From the entries provided below, copy each line that contains the word "sont".

(Source data)
━━━━━━━━━━━━━━━━

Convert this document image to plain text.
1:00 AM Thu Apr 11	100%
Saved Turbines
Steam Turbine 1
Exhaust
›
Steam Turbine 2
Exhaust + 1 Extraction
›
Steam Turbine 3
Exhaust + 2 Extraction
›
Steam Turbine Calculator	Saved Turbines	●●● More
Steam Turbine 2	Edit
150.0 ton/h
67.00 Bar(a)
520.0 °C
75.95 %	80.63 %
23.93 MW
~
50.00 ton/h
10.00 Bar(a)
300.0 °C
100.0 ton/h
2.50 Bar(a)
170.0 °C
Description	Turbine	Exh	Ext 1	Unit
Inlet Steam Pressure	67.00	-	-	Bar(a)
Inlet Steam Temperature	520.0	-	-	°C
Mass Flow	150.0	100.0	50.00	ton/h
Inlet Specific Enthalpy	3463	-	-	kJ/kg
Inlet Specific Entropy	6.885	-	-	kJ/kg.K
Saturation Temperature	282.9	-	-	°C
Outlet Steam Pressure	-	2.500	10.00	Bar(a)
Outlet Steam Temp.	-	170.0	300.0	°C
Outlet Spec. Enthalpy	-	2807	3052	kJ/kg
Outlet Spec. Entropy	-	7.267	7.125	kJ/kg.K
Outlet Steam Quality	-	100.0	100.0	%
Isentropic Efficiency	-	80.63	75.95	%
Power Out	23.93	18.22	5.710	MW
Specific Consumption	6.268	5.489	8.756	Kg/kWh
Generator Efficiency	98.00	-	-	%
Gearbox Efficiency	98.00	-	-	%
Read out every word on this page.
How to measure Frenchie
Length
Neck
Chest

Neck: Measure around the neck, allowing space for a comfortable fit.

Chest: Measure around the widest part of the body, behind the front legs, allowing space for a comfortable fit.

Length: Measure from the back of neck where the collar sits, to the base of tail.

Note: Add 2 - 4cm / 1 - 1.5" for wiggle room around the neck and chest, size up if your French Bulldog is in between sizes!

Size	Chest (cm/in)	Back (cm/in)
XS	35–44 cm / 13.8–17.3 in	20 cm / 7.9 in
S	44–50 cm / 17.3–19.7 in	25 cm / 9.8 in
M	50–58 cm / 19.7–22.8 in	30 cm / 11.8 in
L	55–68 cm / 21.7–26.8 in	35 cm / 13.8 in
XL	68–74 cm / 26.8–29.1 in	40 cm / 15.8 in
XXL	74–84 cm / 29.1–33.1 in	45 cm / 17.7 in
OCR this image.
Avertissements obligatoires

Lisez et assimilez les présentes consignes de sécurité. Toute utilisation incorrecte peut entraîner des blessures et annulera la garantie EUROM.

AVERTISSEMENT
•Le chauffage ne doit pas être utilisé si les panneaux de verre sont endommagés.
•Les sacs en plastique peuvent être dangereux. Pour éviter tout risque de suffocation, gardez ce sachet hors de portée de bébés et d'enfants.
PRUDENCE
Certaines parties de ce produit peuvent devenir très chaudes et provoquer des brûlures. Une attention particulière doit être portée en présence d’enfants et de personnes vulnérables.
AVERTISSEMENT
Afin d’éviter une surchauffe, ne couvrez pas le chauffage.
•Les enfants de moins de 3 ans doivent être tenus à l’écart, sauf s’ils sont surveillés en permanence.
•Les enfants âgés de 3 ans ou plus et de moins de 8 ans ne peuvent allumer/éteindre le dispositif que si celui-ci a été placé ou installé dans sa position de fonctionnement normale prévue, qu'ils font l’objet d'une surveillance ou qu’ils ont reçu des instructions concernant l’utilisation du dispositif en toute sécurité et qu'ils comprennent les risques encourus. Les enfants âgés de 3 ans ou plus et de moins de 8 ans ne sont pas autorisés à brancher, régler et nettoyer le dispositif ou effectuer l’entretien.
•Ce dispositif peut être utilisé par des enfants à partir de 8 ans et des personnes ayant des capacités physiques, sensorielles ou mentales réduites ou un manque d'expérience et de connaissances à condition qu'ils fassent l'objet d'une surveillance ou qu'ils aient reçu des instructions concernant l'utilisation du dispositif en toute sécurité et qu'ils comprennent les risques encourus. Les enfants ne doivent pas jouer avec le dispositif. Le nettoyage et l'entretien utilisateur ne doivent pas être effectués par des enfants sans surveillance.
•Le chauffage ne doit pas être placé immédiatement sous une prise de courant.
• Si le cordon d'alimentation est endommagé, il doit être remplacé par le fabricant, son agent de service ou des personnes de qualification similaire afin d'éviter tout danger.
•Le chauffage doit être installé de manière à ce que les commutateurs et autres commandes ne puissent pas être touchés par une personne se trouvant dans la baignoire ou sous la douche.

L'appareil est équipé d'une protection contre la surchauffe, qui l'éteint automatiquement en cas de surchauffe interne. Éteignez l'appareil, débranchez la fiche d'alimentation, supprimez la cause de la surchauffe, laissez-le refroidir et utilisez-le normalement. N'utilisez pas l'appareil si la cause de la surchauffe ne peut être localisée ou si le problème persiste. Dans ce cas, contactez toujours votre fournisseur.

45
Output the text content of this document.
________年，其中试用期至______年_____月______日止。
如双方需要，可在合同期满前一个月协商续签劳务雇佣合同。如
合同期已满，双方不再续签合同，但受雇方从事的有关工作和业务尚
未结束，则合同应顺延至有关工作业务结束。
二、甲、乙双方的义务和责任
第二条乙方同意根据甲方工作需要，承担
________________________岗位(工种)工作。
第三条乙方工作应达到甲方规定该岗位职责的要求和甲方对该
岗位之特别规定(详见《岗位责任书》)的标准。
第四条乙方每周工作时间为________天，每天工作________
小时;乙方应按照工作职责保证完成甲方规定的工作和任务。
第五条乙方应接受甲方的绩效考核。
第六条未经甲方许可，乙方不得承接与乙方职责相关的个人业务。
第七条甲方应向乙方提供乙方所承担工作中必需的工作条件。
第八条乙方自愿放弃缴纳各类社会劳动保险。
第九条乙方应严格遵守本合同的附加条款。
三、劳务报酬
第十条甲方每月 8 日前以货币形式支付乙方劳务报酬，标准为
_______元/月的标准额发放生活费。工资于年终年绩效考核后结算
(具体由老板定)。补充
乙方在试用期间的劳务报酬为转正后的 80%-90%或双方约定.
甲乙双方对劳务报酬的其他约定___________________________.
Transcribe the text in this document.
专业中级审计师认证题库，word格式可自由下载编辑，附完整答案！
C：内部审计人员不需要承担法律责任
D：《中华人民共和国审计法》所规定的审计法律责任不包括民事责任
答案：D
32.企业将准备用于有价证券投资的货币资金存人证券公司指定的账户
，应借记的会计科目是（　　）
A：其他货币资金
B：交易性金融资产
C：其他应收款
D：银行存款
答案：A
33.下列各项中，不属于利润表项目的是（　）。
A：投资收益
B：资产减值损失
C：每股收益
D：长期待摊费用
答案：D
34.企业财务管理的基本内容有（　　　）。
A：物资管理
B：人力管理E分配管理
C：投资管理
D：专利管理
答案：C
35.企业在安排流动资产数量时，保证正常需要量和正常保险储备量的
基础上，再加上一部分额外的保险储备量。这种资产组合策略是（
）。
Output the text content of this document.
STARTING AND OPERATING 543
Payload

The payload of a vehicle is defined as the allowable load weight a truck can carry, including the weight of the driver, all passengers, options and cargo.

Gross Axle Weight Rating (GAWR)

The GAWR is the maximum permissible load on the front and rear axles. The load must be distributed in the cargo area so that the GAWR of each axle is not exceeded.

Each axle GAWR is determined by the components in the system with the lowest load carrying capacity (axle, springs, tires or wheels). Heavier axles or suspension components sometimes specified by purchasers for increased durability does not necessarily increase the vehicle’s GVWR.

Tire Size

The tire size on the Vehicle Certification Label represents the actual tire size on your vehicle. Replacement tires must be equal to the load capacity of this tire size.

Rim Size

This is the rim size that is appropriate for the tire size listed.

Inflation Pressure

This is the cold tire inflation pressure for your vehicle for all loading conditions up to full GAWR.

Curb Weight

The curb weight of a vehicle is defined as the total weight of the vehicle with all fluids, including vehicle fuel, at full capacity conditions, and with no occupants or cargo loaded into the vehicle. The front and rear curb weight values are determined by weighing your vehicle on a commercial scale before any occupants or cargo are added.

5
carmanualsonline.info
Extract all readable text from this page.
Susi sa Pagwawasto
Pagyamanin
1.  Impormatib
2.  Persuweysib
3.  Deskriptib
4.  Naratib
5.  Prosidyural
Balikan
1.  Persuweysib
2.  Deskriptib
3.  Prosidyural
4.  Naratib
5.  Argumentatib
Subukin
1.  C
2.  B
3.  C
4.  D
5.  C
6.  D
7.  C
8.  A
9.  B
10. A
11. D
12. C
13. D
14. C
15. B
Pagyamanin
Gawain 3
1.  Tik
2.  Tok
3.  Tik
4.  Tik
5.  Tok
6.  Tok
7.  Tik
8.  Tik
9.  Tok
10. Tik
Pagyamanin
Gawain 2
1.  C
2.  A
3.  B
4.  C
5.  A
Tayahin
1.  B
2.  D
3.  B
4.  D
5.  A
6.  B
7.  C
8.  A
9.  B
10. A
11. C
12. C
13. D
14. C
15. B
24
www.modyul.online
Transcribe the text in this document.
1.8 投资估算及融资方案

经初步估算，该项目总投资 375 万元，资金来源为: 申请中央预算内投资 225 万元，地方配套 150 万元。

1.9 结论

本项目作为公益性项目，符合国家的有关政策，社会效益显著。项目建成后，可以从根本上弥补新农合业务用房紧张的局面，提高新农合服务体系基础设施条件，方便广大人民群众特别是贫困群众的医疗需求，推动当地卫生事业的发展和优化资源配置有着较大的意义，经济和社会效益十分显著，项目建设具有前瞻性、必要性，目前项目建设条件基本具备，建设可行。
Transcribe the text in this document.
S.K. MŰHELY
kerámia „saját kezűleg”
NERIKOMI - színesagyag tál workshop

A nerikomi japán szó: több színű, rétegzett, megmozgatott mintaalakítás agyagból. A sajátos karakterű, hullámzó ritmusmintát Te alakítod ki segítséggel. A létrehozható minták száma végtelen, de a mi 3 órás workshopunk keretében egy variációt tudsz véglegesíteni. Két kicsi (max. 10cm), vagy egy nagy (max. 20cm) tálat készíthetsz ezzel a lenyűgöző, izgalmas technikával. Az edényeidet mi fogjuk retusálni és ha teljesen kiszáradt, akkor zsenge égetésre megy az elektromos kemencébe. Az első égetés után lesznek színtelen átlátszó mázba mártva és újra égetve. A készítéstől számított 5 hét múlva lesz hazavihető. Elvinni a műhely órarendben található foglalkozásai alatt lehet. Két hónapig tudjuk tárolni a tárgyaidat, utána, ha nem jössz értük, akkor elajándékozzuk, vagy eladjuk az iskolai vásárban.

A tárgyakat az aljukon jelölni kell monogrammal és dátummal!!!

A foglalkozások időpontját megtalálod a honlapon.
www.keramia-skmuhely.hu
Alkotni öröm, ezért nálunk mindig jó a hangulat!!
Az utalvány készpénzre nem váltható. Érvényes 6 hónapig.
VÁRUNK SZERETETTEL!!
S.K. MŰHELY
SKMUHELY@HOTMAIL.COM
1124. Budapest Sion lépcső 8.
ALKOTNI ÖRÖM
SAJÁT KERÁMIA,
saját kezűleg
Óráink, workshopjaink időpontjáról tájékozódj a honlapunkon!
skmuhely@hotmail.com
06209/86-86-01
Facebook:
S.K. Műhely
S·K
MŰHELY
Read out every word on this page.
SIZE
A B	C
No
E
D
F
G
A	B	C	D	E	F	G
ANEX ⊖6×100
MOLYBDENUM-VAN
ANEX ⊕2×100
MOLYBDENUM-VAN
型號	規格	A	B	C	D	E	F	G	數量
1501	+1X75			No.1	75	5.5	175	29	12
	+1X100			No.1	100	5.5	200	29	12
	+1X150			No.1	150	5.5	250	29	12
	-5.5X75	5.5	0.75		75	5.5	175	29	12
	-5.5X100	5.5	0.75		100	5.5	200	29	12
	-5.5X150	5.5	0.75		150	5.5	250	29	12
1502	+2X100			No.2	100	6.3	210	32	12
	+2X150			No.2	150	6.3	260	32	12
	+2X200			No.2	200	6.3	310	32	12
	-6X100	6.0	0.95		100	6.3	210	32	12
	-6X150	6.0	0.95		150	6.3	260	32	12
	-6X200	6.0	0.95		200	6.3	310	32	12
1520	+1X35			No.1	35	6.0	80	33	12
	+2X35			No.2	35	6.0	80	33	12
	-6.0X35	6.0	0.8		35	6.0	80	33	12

━━━━━━━━━━━━━━━━

[RESULT OF THIS EXERCISE]
•Le chauffage ne doit pas être utilisé si les panneaux de verre sont endommagés.
•Les enfants de moins de 3 ans doivent être tenus à l’écart, sauf s’ils sont surveillés en permanence.
•Les enfants âgés de 3 ans ou plus et de moins de 8 ans ne peuvent allumer/éteindre le dispositif que si celui-ci a été placé ou installé dans sa position de fonctionnement normale prévue, qu'ils font l’objet d'une surveillance ou qu’ils ont reçu des instructions concernant l’utilisation du dispositif en toute sécurité et qu'ils comprennent les risques encourus. Les enfants âgés de 3 ans ou plus et de moins de 8 ans ne sont pas autorisés à brancher, régler et nettoyer le dispositif ou effectuer l’entretien.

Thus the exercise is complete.